# Фрагмент страницы:
---

Чехова-прозаика в идеологизированной атмосфере российской общественной жизни постоянно упрекали в безыдейности, “индифферентизме”. О Чехове с раздражением писали, что ему “все едино – что человек, что его тень, что колокольчик, что самоубийца”. Это отношение переменилось лишь после неожиданного успеха у публики – сначала в Москве, а затем в Петербурге и по всей России – чеховских пьес.
Став внезапно культовым автором русского студенчества, да и всей “мыслящей” интеллигенции, Чехов не без удивления и даже некоторого раздражения взирал на то, как он становится популярной фигурой также и на страницах чуткой к общественному мнению массовой прессы. “Чехову не нравился его успех. Он боялся своей славы, боялся стать «модным писателем»”, – подтверждает Бунин.
Чехов жаловался: “Переписки у меня очень много, моя комната похожа на почтовое отделение, а люди ходят то и дело; часа нет свободного, хоть беги вон из Ялты”. На ялтинской набережной писателя теперь обступали поклонницы, которых местные жители прозвали “антоновками”.
Как стало ясно после постперестроечных публикаций чеховской эпистолярии, подвергавшейся прежде жестокой цензуре, он вовсе не был аскетом, каковым его настойчиво пытались изображать на протяжении почти ста лет. Оказывается, Чехов в своих письмах весьма подробно описывал, как он “тараканил” (московский эвфемизм!) проституток во время путешествий на Цейлон и в Японию и не без удовлетворения заключал: “Распутных женщин я видывал и сам грешил многократно”[17].

---

Сохранённые записи
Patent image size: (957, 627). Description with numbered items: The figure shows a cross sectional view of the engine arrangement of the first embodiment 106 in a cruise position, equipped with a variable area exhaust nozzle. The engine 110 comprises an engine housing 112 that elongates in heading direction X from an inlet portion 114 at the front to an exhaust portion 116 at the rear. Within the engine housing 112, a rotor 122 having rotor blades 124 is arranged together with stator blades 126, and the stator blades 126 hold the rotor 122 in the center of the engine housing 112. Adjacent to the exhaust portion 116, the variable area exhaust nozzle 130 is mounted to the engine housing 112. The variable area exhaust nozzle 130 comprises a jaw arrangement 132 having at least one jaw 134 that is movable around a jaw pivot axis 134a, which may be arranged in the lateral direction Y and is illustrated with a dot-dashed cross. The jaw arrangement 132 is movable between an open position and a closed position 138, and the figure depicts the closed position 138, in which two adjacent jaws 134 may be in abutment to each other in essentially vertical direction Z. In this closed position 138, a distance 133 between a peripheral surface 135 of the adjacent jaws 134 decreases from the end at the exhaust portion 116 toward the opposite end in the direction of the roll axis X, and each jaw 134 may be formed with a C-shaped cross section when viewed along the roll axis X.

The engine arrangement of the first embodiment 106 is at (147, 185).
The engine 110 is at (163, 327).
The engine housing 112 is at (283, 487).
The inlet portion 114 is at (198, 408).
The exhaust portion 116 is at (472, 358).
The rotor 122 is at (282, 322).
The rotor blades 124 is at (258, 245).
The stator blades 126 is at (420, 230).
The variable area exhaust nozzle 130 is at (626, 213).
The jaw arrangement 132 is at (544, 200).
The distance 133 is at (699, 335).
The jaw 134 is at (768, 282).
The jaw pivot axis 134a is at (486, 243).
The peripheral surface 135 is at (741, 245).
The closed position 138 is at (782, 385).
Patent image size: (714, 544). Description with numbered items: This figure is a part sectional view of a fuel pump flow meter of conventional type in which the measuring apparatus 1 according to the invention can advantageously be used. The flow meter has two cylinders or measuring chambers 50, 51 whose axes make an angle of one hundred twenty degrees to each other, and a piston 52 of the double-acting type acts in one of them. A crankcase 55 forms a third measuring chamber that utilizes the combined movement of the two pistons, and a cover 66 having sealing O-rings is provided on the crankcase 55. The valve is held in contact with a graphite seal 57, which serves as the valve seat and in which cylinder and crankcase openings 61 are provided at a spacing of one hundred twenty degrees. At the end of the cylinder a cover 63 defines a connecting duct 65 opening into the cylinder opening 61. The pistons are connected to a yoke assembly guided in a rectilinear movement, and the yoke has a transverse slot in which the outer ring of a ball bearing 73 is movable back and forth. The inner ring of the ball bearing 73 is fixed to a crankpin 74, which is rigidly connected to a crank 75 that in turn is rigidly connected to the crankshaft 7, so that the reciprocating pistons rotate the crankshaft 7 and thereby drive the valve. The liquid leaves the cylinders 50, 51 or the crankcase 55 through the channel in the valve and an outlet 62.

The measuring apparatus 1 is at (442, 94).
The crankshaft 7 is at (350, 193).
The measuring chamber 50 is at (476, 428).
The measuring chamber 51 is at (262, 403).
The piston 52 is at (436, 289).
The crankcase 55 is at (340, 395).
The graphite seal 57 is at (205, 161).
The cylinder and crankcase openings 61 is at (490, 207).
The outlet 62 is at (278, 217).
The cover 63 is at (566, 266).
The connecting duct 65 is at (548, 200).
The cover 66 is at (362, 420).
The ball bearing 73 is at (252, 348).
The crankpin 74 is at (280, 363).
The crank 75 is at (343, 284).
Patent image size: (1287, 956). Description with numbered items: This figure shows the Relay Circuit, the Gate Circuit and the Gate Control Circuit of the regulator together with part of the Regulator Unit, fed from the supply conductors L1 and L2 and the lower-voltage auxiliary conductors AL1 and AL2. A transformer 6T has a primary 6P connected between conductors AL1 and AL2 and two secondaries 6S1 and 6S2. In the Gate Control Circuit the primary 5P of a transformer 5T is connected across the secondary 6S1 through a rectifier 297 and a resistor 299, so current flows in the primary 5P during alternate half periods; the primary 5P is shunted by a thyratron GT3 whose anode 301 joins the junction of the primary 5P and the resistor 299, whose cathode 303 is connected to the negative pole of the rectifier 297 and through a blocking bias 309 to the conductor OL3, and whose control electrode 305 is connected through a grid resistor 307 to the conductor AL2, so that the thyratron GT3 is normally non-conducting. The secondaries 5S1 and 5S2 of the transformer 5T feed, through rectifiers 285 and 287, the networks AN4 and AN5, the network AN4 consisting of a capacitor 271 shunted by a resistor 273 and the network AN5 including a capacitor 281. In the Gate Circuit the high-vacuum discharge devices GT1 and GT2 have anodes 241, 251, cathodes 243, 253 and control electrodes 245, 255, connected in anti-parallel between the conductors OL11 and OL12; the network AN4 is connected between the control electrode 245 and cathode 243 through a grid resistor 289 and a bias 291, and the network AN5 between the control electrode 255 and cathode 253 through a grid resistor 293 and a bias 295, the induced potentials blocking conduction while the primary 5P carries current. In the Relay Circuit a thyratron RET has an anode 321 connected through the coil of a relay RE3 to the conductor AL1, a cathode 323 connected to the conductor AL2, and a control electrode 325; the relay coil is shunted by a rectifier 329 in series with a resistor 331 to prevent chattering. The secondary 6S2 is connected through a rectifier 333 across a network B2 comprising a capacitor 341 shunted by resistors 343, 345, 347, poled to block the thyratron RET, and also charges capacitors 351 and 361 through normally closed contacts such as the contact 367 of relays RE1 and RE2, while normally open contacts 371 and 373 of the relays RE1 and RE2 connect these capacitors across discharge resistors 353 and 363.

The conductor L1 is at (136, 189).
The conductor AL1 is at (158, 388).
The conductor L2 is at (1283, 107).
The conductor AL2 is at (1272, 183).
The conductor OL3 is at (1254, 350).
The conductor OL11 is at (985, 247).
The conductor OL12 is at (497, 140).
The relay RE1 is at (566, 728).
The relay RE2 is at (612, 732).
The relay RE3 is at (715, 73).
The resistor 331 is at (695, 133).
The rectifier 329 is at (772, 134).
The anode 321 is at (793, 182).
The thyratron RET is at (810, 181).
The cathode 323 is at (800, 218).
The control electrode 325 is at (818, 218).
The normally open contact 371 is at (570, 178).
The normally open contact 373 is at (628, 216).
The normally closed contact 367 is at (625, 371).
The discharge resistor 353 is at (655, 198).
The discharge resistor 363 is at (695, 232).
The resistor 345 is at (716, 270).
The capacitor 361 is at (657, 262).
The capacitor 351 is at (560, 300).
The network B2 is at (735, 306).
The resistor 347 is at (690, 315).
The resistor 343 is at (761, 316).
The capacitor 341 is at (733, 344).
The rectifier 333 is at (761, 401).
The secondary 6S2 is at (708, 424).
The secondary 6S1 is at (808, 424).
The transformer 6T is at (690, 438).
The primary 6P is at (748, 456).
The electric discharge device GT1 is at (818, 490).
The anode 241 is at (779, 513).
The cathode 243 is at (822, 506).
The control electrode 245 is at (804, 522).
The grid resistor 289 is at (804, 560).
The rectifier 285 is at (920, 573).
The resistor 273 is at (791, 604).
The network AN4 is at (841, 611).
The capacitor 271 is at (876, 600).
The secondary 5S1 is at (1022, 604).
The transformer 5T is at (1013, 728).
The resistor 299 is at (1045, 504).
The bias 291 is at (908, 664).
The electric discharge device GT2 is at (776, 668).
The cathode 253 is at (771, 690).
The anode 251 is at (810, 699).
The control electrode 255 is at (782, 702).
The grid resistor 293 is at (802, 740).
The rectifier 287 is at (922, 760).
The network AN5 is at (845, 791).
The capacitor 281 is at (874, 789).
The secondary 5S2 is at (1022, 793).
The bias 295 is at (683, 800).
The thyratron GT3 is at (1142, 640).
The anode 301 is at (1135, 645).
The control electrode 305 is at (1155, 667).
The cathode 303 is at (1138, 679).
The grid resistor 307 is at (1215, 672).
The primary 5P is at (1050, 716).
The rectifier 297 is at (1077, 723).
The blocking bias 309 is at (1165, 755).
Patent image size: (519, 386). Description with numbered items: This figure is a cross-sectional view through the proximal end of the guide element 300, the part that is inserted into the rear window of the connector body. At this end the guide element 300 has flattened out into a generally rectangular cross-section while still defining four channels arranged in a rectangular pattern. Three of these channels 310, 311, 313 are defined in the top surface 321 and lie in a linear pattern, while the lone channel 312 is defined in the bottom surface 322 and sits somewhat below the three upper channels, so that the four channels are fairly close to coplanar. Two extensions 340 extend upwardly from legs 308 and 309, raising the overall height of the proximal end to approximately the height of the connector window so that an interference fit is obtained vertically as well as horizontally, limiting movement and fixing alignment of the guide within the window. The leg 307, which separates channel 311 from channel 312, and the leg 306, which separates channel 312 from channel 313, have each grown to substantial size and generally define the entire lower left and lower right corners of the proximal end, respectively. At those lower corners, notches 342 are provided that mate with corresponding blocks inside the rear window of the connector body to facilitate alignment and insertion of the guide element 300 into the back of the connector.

---

# Задания для выполнения:
• A. Какое прозвище, согласно тексту о Чехове, местные жители дали поклонницам, обступавшим писателя на ялтинской набережной?
• B. Допишите следующую часть текста о Чехове, начиная сразу после последнего приведенного предложения.
Перечень не имеет отношения к тексту о Чехове.

# Ответы по порядку:
• A. Местные жители прозвали их «антоновками».

• B.
После обострения болезни от посещения борделей и многочисленных романов пришлось отказаться, хотя встречи с “антоновками” (теперь уже большей частью платонические) и игривая переписка с бывшими возлюбленными продолжались.
Но новая популярность принесла Чехову другой важнейший бенефит: солидную материальную обеспеченность. Этот аспект тоже замалчивался в советской литературе о Чехове – ведь почти все без исключения титаны русской дореволюционной культуры в СССР считались “жертвами царизма”, а значит, должны были жить в нужде и лишениях (по контрасту с достатком творцов социалистической эпохи).
Издатель Адольф Маркс, смекнув, что Чехов стал национальным брендом, купил у него права на публикацию собрания его сочинений за семьдесят пять тысяч рублей – сумму по тем временам огромную и вызвавшую большой шум в прессе. (Он окупил ее меньше чем за год!)
Чехову эти деньги действительно были нужны: в ту пору он оплачивал большое имение (и школу) в Мелихове, московскую квартиру, строительство крымской дачи, а также дома на приобретенном им земельном участке в Ялте да еще содержал многочисленную родню.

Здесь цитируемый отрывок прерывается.